**Task directions:**
Give every line of the material again, exactly as written.
═══ Given information ═══
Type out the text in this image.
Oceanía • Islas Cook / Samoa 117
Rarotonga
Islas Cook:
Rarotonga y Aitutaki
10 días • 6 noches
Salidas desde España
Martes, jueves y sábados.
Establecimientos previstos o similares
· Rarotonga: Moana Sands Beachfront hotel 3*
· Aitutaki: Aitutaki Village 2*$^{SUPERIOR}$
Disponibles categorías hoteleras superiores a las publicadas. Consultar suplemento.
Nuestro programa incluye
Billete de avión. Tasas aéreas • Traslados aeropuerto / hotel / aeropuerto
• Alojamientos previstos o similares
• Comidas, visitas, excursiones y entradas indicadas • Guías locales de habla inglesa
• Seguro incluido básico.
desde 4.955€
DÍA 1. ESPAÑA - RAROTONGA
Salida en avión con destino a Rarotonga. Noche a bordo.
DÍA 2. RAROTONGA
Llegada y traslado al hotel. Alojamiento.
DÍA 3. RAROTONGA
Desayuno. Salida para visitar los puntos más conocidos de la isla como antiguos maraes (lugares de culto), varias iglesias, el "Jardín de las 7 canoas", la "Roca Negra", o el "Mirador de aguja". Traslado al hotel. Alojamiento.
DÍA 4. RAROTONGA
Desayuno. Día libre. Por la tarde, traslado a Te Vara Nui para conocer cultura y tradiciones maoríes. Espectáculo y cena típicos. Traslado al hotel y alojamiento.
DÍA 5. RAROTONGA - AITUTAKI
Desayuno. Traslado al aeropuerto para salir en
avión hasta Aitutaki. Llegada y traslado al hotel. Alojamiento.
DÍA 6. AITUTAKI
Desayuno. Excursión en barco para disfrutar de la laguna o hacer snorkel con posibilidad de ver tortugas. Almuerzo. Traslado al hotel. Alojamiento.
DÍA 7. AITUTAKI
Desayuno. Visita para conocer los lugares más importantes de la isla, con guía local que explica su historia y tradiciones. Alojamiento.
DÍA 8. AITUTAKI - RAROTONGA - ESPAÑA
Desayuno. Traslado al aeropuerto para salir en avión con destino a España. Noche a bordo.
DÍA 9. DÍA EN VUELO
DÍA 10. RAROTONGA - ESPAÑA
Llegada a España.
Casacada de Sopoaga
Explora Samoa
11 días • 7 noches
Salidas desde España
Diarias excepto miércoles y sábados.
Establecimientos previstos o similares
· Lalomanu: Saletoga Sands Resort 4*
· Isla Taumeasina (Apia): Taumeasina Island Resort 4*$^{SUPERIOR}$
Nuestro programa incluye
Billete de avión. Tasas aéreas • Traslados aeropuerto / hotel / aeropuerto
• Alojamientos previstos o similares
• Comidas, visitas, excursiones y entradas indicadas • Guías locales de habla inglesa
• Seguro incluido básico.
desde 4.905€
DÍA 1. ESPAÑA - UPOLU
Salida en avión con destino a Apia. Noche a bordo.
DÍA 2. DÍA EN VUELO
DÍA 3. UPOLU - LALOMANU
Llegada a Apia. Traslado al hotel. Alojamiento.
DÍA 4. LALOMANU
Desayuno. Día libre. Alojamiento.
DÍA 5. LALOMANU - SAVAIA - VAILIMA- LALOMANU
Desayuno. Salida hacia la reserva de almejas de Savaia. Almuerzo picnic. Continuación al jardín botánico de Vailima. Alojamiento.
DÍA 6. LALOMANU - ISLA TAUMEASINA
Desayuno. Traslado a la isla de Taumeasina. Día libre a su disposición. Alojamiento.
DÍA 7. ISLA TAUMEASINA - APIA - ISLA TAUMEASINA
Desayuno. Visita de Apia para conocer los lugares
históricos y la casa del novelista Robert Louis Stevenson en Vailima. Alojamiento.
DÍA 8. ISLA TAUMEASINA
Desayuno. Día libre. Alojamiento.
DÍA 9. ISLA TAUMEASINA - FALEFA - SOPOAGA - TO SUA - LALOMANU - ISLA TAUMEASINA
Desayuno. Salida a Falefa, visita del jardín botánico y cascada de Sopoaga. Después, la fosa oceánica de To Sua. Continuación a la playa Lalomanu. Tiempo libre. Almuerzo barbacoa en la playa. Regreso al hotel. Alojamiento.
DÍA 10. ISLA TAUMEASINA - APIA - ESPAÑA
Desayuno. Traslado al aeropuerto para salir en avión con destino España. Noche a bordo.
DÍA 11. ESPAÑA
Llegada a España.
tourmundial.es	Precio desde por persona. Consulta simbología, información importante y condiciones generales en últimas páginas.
═══
**Answer for the task:**
Type out the text in this image.
Oceanía • Islas Cook / Samoa 117
Rarotonga
Islas Cook:
Rarotonga y Aitutaki
10 días • 6 noches
Salidas desde España
Martes, jueves y sábados.
Establecimientos previstos o similares
· Rarotonga: Moana Sands Beachfront hotel 3*
· Aitutaki: Aitutaki Village 2*$^{SUPERIOR}$
Disponibles categorías hoteleras superiores a las publicadas. Consultar suplemento.
Nuestro programa incluye
Billete de avión. Tasas aéreas • Traslados aeropuerto / hotel / aeropuerto
• Alojamientos previstos o similares
• Comidas, visitas, excursiones y entradas indicadas • Guías locales de habla inglesa
• Seguro incluido básico.
desde 4.955€
DÍA 1. ESPAÑA - RAROTONGA
Salida en avión con destino a Rarotonga. Noche a bordo.
DÍA 2. RAROTONGA
Llegada y traslado al hotel. Alojamiento.
DÍA 3. RAROTONGA
Desayuno. Salida para visitar los puntos más conocidos de la isla como antiguos maraes (lugares de culto), varias iglesias, el "Jardín de las 7 canoas", la "Roca Negra", o el "Mirador de aguja". Traslado al hotel. Alojamiento.
DÍA 4. RAROTONGA
Desayuno. Día libre. Por la tarde, traslado a Te Vara Nui para conocer cultura y tradiciones maoríes. Espectáculo y cena típicos. Traslado al hotel y alojamiento.
DÍA 5. RAROTONGA - AITUTAKI
Desayuno. Traslado al aeropuerto para salir en
avión hasta Aitutaki. Llegada y traslado al hotel. Alojamiento.
DÍA 6. AITUTAKI
Desayuno. Excursión en barco para disfrutar de la laguna o hacer snorkel con posibilidad de ver tortugas. Almuerzo. Traslado al hotel. Alojamiento.
DÍA 7. AITUTAKI
Desayuno. Visita para conocer los lugares más importantes de la isla, con guía local que explica su historia y tradiciones. Alojamiento.
DÍA 8. AITUTAKI - RAROTONGA - ESPAÑA
Desayuno. Traslado al aeropuerto para salir en avión con destino a España. Noche a bordo.
DÍA 9. DÍA EN VUELO
DÍA 10. RAROTONGA - ESPAÑA
Llegada a España.
Casacada de Sopoaga
Explora Samoa
11 días • 7 noches
Salidas desde España
Diarias excepto miércoles y sábados.
Establecimientos previstos o similares
· Lalomanu: Saletoga Sands Resort 4*
· Isla Taumeasina (Apia): Taumeasina Island Resort 4*$^{SUPERIOR}$
Nuestro programa incluye
Billete de avión. Tasas aéreas • Traslados aeropuerto / hotel / aeropuerto
• Alojamientos previstos o similares
• Comidas, visitas, excursiones y entradas indicadas • Guías locales de habla inglesa
• Seguro incluido básico.
desde 4.905€
DÍA 1. ESPAÑA - UPOLU
Salida en avión con destino a Apia. Noche a bordo.
DÍA 2. DÍA EN VUELO
DÍA 3. UPOLU - LALOMANU
Llegada a Apia. Traslado al hotel. Alojamiento.
DÍA 4. LALOMANU
Desayuno. Día libre. Alojamiento.
DÍA 5. LALOMANU - SAVAIA - VAILIMA- LALOMANU
Desayuno. Salida hacia la reserva de almejas de Savaia. Almuerzo picnic. Continuación al jardín botánico de Vailima. Alojamiento.
DÍA 6. LALOMANU - ISLA TAUMEASINA
Desayuno. Traslado a la isla de Taumeasina. Día libre a su disposición. Alojamiento.
DÍA 7. ISLA TAUMEASINA - APIA - ISLA TAUMEASINA
Desayuno. Visita de Apia para conocer los lugares
históricos y la casa del novelista Robert Louis Stevenson en Vailima. Alojamiento.
DÍA 8. ISLA TAUMEASINA
Desayuno. Día libre. Alojamiento.
DÍA 9. ISLA TAUMEASINA - FALEFA - SOPOAGA - TO SUA - LALOMANU - ISLA TAUMEASINA
Desayuno. Salida a Falefa, visita del jardín botánico y cascada de Sopoaga. Después, la fosa oceánica de To Sua. Continuación a la playa Lalomanu. Tiempo libre. Almuerzo barbacoa en la playa. Regreso al hotel. Alojamiento.
DÍA 10. ISLA TAUMEASINA - APIA - ESPAÑA
Desayuno. Traslado al aeropuerto para salir en avión con destino España. Noche a bordo.
DÍA 11. ESPAÑA
Llegada a España.
tourmundial.es	Precio desde por persona. Consulta simbología, información importante y condiciones generales en últimas páginas.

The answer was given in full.